Given request:
Below is a set of records; print all of them exactly as written.

▬▬▬

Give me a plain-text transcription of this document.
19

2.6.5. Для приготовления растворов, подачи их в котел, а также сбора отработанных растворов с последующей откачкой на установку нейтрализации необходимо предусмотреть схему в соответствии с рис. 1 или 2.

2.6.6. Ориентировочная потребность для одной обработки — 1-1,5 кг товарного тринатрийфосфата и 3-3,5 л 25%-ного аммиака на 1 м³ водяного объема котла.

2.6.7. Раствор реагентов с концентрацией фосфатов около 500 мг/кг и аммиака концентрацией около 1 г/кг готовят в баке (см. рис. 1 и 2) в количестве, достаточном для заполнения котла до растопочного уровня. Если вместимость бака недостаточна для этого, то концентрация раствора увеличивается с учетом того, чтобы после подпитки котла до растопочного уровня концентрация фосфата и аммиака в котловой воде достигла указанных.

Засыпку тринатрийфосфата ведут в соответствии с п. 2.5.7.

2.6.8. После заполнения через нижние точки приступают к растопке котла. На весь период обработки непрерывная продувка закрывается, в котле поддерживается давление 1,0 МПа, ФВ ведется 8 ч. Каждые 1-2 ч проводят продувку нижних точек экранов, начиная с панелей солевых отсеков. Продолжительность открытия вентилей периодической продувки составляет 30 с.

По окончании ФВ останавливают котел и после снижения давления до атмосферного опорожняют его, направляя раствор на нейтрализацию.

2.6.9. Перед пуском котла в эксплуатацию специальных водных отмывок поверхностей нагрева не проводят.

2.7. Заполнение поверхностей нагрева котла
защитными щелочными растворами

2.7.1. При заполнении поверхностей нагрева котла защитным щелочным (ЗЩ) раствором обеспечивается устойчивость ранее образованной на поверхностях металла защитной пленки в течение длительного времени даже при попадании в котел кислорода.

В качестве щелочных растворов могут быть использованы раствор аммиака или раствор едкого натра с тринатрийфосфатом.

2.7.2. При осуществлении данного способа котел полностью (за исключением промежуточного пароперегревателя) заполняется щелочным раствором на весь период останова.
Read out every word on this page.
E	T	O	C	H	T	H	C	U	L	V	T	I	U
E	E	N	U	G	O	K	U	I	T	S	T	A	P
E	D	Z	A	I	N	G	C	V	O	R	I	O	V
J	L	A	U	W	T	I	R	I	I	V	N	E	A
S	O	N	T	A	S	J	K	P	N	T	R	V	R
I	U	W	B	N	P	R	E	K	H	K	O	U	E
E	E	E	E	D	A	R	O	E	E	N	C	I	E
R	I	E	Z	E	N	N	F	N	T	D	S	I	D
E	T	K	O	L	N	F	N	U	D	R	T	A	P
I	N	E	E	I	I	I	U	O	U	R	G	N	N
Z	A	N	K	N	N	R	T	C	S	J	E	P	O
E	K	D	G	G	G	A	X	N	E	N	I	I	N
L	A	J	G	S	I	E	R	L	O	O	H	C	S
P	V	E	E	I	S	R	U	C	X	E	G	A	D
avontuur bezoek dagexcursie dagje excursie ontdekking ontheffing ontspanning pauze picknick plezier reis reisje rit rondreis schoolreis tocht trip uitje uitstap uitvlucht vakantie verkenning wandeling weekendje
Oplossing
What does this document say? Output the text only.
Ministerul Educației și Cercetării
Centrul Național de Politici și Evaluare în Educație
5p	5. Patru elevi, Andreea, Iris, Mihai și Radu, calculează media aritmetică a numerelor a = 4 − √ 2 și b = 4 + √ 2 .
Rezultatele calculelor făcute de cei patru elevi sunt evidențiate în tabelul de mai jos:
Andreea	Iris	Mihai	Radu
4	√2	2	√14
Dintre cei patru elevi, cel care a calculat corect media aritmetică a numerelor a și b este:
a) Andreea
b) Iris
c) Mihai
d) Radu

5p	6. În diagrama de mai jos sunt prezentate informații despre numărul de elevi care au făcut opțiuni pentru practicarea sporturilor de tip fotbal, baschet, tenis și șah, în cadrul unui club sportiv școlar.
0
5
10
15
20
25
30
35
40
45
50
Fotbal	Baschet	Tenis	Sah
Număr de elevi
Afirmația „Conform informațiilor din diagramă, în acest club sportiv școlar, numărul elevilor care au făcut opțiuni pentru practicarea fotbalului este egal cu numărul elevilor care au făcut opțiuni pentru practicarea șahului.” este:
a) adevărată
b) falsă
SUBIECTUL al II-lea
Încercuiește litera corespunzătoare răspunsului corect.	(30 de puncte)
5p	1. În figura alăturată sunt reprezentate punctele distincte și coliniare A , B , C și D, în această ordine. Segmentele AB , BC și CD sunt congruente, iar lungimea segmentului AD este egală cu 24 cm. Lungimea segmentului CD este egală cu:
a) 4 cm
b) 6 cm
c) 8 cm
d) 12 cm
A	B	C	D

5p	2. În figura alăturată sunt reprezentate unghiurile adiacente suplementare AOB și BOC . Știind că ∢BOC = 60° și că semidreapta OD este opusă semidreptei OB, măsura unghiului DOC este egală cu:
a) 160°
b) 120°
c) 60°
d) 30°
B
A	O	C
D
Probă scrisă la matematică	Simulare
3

▬▬▬

Finished answer:
Give me a plain-text transcription of this document.
19

2.6.5. Для приготовления растворов, подачи их в котел, а также сбора отработанных растворов с последующей откачкой на установку нейтрализации необходимо предусмотреть схему в соответствии с рис. 1 или 2.

2.6.6. Ориентировочная потребность для одной обработки — 1-1,5 кг товарного тринатрийфосфата и 3-3,5 л 25%-ного аммиака на 1 м³ водяного объема котла.

2.6.7. Раствор реагентов с концентрацией фосфатов около 500 мг/кг и аммиака концентрацией около 1 г/кг готовят в баке (см. рис. 1 и 2) в количестве, достаточном для заполнения котла до растопочного уровня. Если вместимость бака недостаточна для этого, то концентрация раствора увеличивается с учетом того, чтобы после подпитки котла до растопочного уровня концентрация фосфата и аммиака в котловой воде достигла указанных.

Засыпку тринатрийфосфата ведут в соответствии с п. 2.5.7.

2.6.8. После заполнения через нижние точки приступают к растопке котла. На весь период обработки непрерывная продувка закрывается, в котле поддерживается давление 1,0 МПа, ФВ ведется 8 ч. Каждые 1-2 ч проводят продувку нижних точек экранов, начиная с панелей солевых отсеков. Продолжительность открытия вентилей периодической продувки составляет 30 с.

По окончании ФВ останавливают котел и после снижения давления до атмосферного опорожняют его, направляя раствор на нейтрализацию.

2.6.9. Перед пуском котла в эксплуатацию специальных водных отмывок поверхностей нагрева не проводят.

2.7. Заполнение поверхностей нагрева котла
защитными щелочными растворами

2.7.1. При заполнении поверхностей нагрева котла защитным щелочным (ЗЩ) раствором обеспечивается устойчивость ранее образованной на поверхностях металла защитной пленки в течение длительного времени даже при попадании в котел кислорода.

В качестве щелочных растворов могут быть использованы раствор аммиака или раствор едкого натра с тринатрийфосфатом.

2.7.2. При осуществлении данного способа котел полностью (за исключением промежуточного пароперегревателя) заполняется щелочным раствором на весь период останова.
Read out every word on this page.
E	T	O	C	H	T	H	C	U	L	V	T	I	U
E	E	N	U	G	O	K	U	I	T	S	T	A	P
E	D	Z	A	I	N	G	C	V	O	R	I	O	V
J	L	A	U	W	T	I	R	I	I	V	N	E	A
S	O	N	T	A	S	J	K	P	N	T	R	V	R
I	U	W	B	N	P	R	E	K	H	K	O	U	E
E	E	E	E	D	A	R	O	E	E	N	C	I	E
R	I	E	Z	E	N	N	F	N	T	D	S	I	D
E	T	K	O	L	N	F	N	U	D	R	T	A	P
I	N	E	E	I	I	I	U	O	U	R	G	N	N
Z	A	N	K	N	N	R	T	C	S	J	E	P	O
E	K	D	G	G	G	A	X	N	E	N	I	I	N
L	A	J	G	S	I	E	R	L	O	O	H	C	S
P	V	E	E	I	S	R	U	C	X	E	G	A	D
avontuur bezoek dagexcursie dagje excursie ontdekking ontheffing ontspanning pauze picknick plezier reis reisje rit rondreis schoolreis tocht trip uitje uitstap uitvlucht vakantie verkenning wandeling weekendje
Oplossing
What does this document say? Output the text only.
Ministerul Educației și Cercetării
Centrul Național de Politici și Evaluare în Educație
5p	5. Patru elevi, Andreea, Iris, Mihai și Radu, calculează media aritmetică a numerelor a = 4 − √ 2 și b = 4 + √ 2 .
Rezultatele calculelor făcute de cei patru elevi sunt evidențiate în tabelul de mai jos:
Andreea	Iris	Mihai	Radu
4	√2	2	√14
Dintre cei patru elevi, cel care a calculat corect media aritmetică a numerelor a și b este:
a) Andreea
b) Iris
c) Mihai
d) Radu

5p	6. În diagrama de mai jos sunt prezentate informații despre numărul de elevi care au făcut opțiuni pentru practicarea sporturilor de tip fotbal, baschet, tenis și șah, în cadrul unui club sportiv școlar.
0
5
10
15
20
25
30
35
40
45
50
Fotbal	Baschet	Tenis	Sah
Număr de elevi
Afirmația „Conform informațiilor din diagramă, în acest club sportiv școlar, numărul elevilor care au făcut opțiuni pentru practicarea fotbalului este egal cu numărul elevilor care au făcut opțiuni pentru practicarea șahului.” este:
a) adevărată
b) falsă
SUBIECTUL al II-lea
Încercuiește litera corespunzătoare răspunsului corect.	(30 de puncte)
5p	1. În figura alăturată sunt reprezentate punctele distincte și coliniare A , B , C și D, în această ordine. Segmentele AB , BC și CD sunt congruente, iar lungimea segmentului AD este egală cu 24 cm. Lungimea segmentului CD este egală cu:
a) 4 cm
b) 6 cm
c) 8 cm
d) 12 cm
A	B	C	D

5p	2. În figura alăturată sunt reprezentate unghiurile adiacente suplementare AOB și BOC . Știind că ∢BOC = 60° și că semidreapta OD este opusă semidreptei OB, măsura unghiului DOC este egală cu:
a) 160°
b) 120°
c) 60°
d) 30°
B
A	O	C
D
Probă scrisă la matematică	Simulare
3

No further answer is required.